◆ Given task: Recast everything from the first line down to the line containing "- skill-name: 内天地: [155, 494, 206, 514]", both ends included, as a Markdown table with two columns: Number for the row number and Text for the line. Leave out blank lines.

* * * * *

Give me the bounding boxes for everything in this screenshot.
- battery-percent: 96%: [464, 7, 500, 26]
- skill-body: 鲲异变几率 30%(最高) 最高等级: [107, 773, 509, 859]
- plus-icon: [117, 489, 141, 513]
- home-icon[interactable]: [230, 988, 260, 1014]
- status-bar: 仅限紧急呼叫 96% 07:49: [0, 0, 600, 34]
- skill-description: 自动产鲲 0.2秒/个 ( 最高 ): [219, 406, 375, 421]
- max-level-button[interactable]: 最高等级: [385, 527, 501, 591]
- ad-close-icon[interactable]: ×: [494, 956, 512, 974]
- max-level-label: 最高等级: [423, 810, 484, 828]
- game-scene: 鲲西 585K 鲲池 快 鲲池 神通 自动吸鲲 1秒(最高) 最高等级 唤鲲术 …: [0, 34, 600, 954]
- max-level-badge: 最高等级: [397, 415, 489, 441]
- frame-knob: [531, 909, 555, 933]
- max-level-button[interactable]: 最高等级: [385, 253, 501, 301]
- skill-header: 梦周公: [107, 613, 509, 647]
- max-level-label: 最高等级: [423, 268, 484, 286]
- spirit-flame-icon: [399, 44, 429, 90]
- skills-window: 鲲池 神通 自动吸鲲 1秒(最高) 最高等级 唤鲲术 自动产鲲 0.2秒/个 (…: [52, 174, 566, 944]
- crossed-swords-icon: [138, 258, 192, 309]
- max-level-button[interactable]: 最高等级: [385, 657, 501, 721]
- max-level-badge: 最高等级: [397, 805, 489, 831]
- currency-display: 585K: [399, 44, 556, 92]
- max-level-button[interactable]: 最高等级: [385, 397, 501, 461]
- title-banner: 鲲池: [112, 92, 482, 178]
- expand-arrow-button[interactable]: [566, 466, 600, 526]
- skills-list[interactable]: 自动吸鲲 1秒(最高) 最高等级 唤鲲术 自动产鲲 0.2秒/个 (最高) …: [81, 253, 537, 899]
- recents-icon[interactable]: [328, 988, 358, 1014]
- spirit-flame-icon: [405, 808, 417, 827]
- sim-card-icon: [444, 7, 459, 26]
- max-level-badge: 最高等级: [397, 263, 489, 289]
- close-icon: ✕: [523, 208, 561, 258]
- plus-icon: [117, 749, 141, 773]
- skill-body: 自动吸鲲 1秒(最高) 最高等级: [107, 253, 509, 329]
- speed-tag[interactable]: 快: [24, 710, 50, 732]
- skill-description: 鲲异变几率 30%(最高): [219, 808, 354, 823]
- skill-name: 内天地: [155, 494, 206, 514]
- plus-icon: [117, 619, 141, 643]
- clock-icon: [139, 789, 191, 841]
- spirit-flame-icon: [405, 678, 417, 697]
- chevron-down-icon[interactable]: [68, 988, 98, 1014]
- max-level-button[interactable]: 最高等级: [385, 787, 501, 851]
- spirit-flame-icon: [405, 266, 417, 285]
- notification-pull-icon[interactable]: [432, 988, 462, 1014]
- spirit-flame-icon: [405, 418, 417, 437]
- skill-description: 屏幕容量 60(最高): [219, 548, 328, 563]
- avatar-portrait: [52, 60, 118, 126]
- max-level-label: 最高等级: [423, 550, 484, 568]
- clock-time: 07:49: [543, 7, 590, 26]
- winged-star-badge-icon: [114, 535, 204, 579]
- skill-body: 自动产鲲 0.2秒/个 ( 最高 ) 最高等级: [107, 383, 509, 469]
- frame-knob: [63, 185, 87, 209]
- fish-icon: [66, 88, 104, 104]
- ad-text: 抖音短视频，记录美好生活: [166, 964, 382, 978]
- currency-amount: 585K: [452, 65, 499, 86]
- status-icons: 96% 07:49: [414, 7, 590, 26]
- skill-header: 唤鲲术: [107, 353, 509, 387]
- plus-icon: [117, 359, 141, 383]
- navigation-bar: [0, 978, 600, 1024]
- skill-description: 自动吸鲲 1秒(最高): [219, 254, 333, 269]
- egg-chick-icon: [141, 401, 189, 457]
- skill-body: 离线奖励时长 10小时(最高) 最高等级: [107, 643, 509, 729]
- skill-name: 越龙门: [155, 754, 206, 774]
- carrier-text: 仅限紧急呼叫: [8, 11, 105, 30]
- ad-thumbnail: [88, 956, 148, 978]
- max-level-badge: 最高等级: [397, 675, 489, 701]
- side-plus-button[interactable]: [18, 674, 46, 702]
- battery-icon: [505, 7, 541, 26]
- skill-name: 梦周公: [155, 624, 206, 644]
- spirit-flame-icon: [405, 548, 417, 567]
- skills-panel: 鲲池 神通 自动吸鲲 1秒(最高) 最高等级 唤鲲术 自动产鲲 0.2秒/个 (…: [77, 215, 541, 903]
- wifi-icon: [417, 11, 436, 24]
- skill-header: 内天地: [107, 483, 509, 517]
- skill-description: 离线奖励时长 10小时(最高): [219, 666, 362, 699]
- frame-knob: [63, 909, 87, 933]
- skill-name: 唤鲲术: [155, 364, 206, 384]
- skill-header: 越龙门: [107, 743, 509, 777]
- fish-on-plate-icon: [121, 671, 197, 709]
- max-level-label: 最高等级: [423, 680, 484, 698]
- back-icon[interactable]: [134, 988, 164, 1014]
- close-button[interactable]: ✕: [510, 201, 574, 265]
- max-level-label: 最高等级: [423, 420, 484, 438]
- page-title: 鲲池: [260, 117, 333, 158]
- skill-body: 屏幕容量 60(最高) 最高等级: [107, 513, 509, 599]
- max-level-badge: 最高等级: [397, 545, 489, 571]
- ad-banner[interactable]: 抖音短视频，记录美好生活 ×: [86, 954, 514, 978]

* * * * *

◆ Output below:
| Number | Text |
|---|---|
| 1 | Give me the bounding boxes for everything in this screenshot. |
| 2 | - battery-percent: 96%: [464, 7, 500, 26] |
| 3 | - skill-body: 鲲异变几率 30%(最高) 最高等级: [107, 773, 509, 859] |
| 4 | - plus-icon: [117, 489, 141, 513] |
| 5 | - home-icon[interactable]: [230, 988, 260, 1014] |
| 6 | - status-bar: 仅限紧急呼叫 96% 07:49: [0, 0, 600, 34] |
| 7 | - skill-description: 自动产鲲 0.2秒/个 ( 最高 ): [219, 406, 375, 421] |
| 8 | - max-level-button[interactable]: 最高等级: [385, 527, 501, 591] |
| 9 | - ad-close-icon[interactable]: ×: [494, 956, 512, 974] |
| 10 | - max-level-label: 最高等级: [423, 810, 484, 828] |
| 11 | - game-scene: 鲲西 585K 鲲池 快 鲲池 神通 自动吸鲲 1秒(最高) 最高等级 唤鲲术 …: [0, 34, 600, 954] |
| 12 | - max-level-badge: 最高等级: [397, 415, 489, 441] |
| 13 | - frame-knob: [531, 909, 555, 933] |
| 14 | - max-level-button[interactable]: 最高等级: [385, 253, 501, 301] |
| 15 | - skill-header: 梦周公: [107, 613, 509, 647] |
| 16 | - max-level-label: 最高等级: [423, 268, 484, 286] |
| 17 | - spirit-flame-icon: [399, 44, 429, 90] |
| 18 | - skills-window: 鲲池 神通 自动吸鲲 1秒(最高) 最高等级 唤鲲术 自动产鲲 0.2秒/个 (…: [52, 174, 566, 944] |
| 19 | - crossed-swords-icon: [138, 258, 192, 309] |
| 20 | - max-level-button[interactable]: 最高等级: [385, 657, 501, 721] |
| 21 | - max-level-badge: 最高等级: [397, 805, 489, 831] |
| 22 | - currency-display: 585K: [399, 44, 556, 92] |
| 23 | - max-level-button[interactable]: 最高等级: [385, 397, 501, 461] |
| 24 | - title-banner: 鲲池: [112, 92, 482, 178] |
| 25 | - expand-arrow-button[interactable]: [566, 466, 600, 526] |
| 26 | - skills-list[interactable]: 自动吸鲲 1秒(最高) 最高等级 唤鲲术 自动产鲲 0.2秒/个 (最高) …: [81, 253, 537, 899] |
| 27 | - recents-icon[interactable]: [328, 988, 358, 1014] |
| 28 | - spirit-flame-icon: [405, 808, 417, 827] |
| 29 | - sim-card-icon: [444, 7, 459, 26] |
| 30 | - max-level-badge: 最高等级: [397, 263, 489, 289] |
| 31 | - close-icon: ✕: [523, 208, 561, 258] |
| 32 | - plus-icon: [117, 749, 141, 773] |
| 33 | - skill-body: 自动吸鲲 1秒(最高) 最高等级: [107, 253, 509, 329] |
| 34 | - speed-tag[interactable]: 快: [24, 710, 50, 732] |
| 35 | - skill-description: 鲲异变几率 30%(最高): [219, 808, 354, 823] |
| 36 | - skill-name: 内天地: [155, 494, 206, 514] |